━━━ INPUT ━━━

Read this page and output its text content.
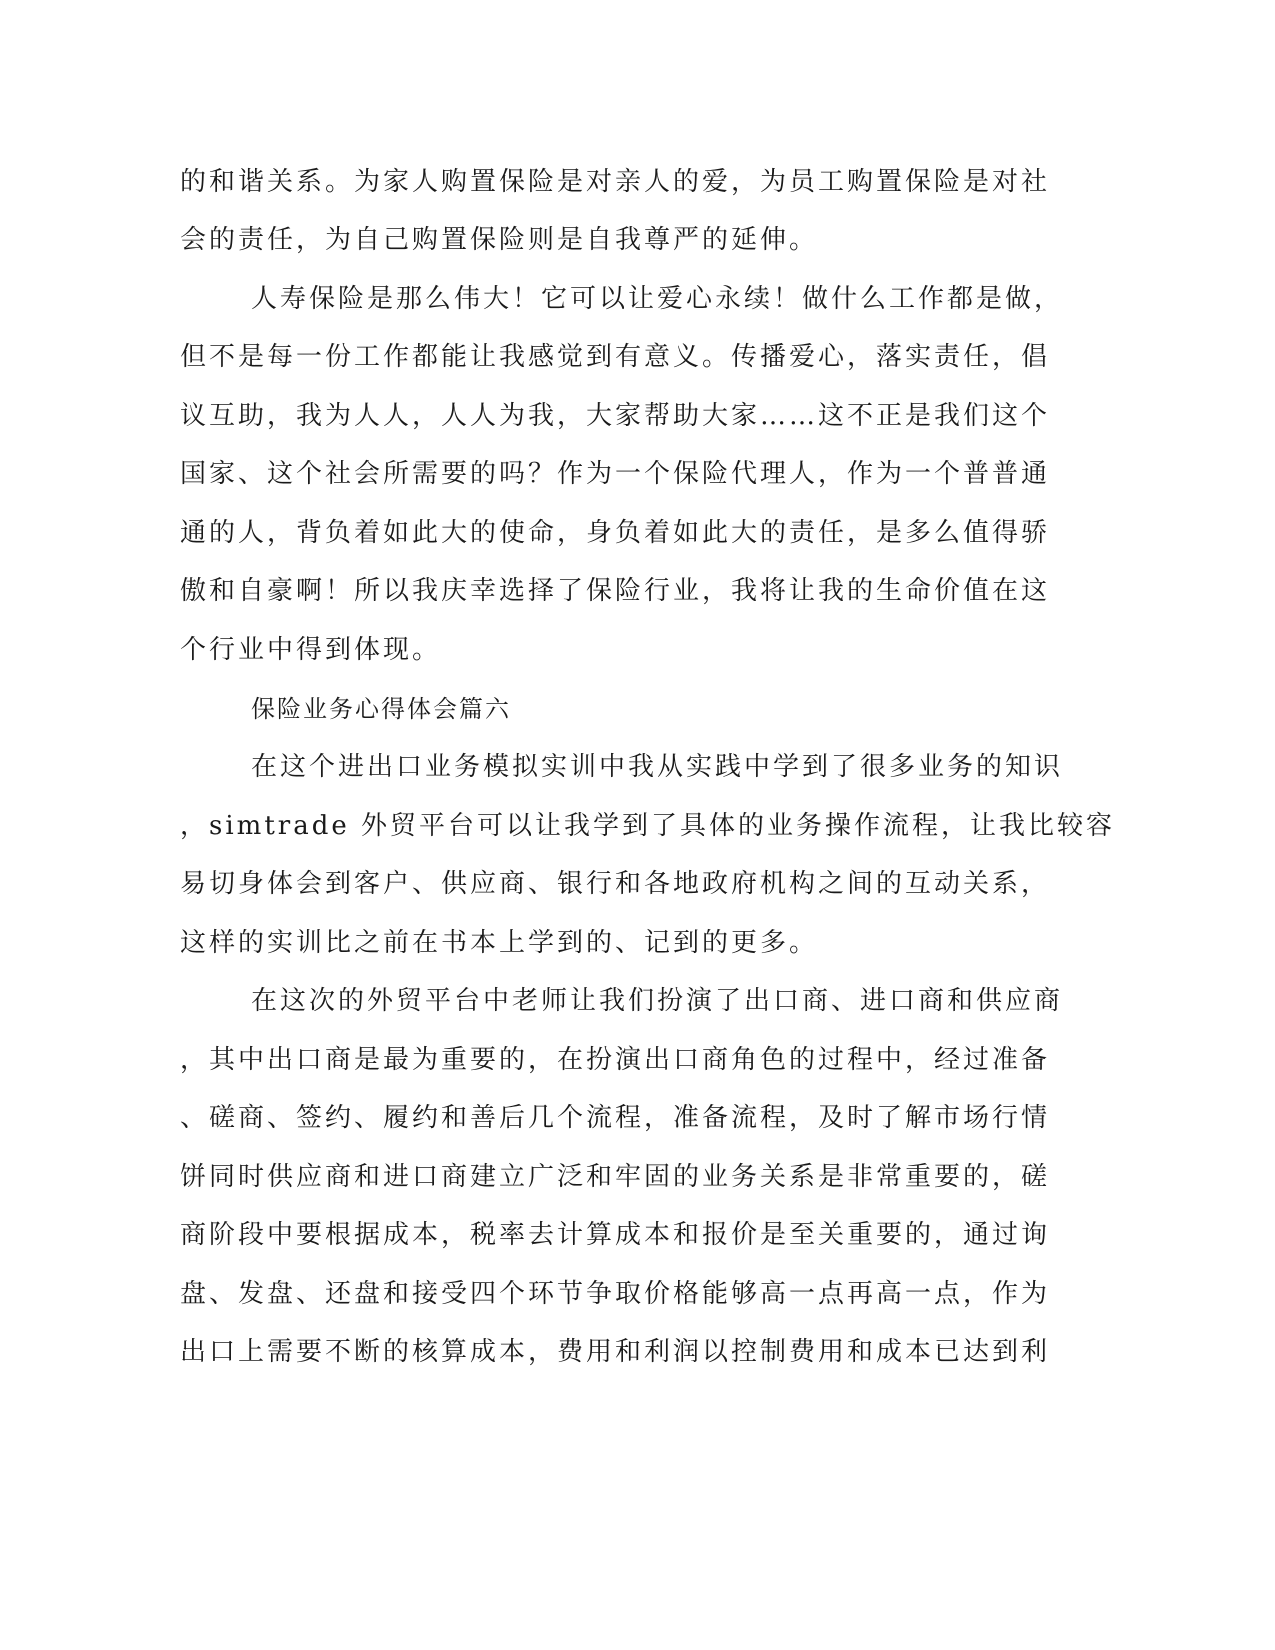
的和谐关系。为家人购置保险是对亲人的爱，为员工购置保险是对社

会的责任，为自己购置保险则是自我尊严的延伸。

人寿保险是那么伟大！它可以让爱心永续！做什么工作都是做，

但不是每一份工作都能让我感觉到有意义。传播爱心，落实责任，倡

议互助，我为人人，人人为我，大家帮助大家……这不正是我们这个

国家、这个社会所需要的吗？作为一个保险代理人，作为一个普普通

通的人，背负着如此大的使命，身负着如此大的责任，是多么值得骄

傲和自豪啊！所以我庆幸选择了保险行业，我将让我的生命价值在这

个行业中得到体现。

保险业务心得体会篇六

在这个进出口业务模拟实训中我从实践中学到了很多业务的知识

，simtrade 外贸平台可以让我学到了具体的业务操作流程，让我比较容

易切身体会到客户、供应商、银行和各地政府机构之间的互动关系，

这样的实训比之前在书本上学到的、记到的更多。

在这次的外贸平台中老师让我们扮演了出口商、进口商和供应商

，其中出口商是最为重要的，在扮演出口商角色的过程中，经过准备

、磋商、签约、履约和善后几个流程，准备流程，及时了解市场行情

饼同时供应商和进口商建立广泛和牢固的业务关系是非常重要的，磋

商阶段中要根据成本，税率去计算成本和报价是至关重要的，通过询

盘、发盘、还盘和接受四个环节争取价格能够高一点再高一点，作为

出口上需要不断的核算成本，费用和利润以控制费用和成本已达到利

━━━
━━━ INPUT ━━━

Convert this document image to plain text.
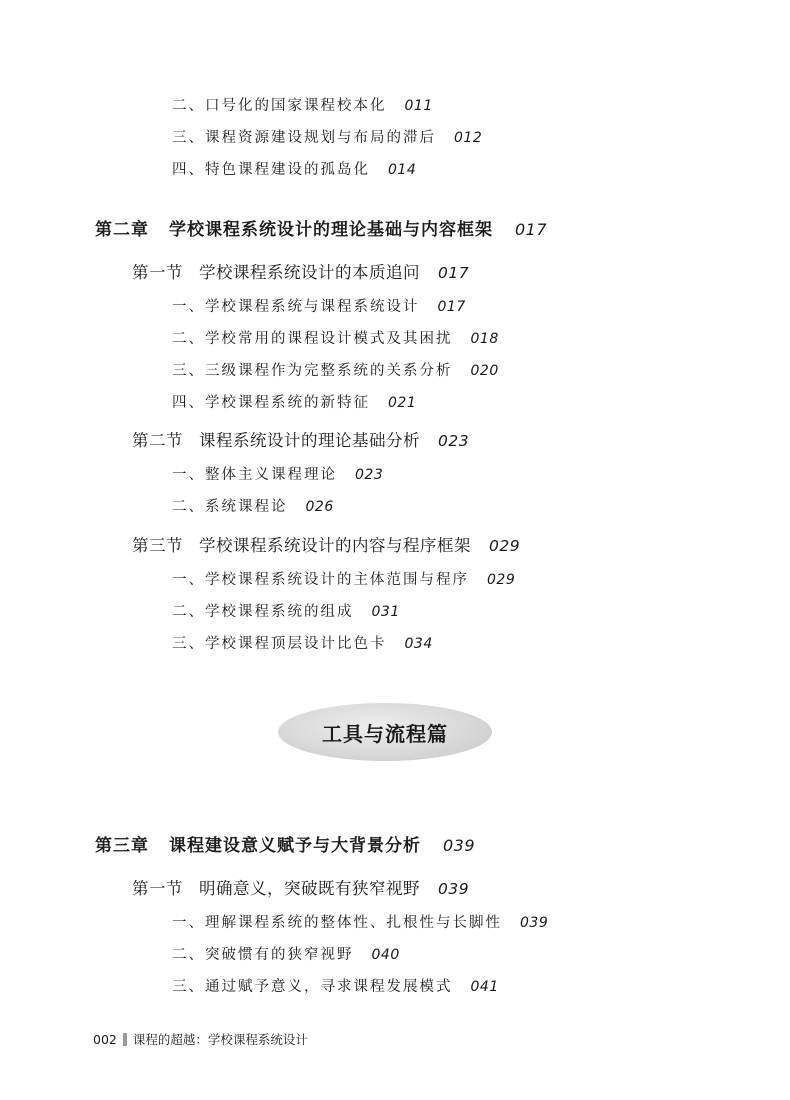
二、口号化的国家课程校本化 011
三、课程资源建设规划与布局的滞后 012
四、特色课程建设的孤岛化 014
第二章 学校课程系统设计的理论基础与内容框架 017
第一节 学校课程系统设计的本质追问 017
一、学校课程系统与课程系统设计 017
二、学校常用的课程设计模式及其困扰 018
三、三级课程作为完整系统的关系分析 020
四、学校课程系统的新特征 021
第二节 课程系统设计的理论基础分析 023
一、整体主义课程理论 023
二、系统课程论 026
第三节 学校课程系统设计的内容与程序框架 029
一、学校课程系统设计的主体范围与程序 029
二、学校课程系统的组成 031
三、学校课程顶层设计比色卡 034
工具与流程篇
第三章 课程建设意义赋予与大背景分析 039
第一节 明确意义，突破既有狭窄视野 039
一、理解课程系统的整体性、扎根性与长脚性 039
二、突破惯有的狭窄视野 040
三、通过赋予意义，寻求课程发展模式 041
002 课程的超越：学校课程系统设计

━━━
━━━ INPUT ━━━

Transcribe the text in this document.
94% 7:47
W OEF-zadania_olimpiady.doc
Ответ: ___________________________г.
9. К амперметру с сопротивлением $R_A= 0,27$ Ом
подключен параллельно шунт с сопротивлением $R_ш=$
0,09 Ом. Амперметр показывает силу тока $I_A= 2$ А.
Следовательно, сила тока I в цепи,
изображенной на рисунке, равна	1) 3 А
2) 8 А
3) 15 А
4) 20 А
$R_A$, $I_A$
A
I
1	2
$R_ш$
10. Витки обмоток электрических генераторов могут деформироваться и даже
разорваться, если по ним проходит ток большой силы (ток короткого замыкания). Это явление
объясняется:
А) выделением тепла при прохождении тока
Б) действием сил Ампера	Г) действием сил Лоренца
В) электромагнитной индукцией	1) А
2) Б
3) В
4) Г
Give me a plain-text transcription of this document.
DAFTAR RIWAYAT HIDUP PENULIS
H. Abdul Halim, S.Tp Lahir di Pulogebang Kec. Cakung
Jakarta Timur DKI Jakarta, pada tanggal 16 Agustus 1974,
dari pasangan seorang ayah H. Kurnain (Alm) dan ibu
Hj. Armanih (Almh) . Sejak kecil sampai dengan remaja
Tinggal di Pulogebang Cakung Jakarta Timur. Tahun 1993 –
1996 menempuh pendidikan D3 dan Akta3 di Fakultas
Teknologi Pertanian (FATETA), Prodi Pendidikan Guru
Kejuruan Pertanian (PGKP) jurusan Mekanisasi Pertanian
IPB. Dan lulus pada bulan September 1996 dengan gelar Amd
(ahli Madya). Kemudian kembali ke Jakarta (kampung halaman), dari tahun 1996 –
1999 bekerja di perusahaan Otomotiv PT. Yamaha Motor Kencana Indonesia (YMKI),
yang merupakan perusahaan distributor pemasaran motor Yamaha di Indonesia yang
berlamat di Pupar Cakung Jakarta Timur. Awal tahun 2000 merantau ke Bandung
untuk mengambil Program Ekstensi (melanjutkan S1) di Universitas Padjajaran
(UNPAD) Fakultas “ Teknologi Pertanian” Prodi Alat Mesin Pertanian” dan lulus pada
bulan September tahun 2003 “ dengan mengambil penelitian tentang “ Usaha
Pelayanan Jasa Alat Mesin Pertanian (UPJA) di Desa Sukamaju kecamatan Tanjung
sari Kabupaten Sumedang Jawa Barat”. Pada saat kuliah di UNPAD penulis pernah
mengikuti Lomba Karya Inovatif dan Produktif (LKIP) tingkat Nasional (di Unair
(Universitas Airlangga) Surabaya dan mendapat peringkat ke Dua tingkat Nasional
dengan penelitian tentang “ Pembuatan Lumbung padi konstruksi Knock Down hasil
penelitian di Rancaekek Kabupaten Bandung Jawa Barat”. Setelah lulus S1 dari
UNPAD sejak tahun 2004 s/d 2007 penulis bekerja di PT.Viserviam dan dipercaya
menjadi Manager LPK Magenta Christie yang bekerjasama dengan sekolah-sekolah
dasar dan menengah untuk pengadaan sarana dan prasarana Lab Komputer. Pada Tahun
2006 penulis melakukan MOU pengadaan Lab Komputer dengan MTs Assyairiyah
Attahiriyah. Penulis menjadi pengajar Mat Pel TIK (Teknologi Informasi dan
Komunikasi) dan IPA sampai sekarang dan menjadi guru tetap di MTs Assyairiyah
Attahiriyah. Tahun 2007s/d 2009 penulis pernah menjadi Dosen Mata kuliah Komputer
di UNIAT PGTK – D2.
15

━━━

● **WRITTEN REQUEST**:
Pick out each line above that includes "сопротивлением" and show it.

● **OUTPUT OF THE EXERCISE**:
9. К амперметру с сопротивлением $R_A= 0,27$ Ом
подключен параллельно шунт с сопротивлением $R_ш=$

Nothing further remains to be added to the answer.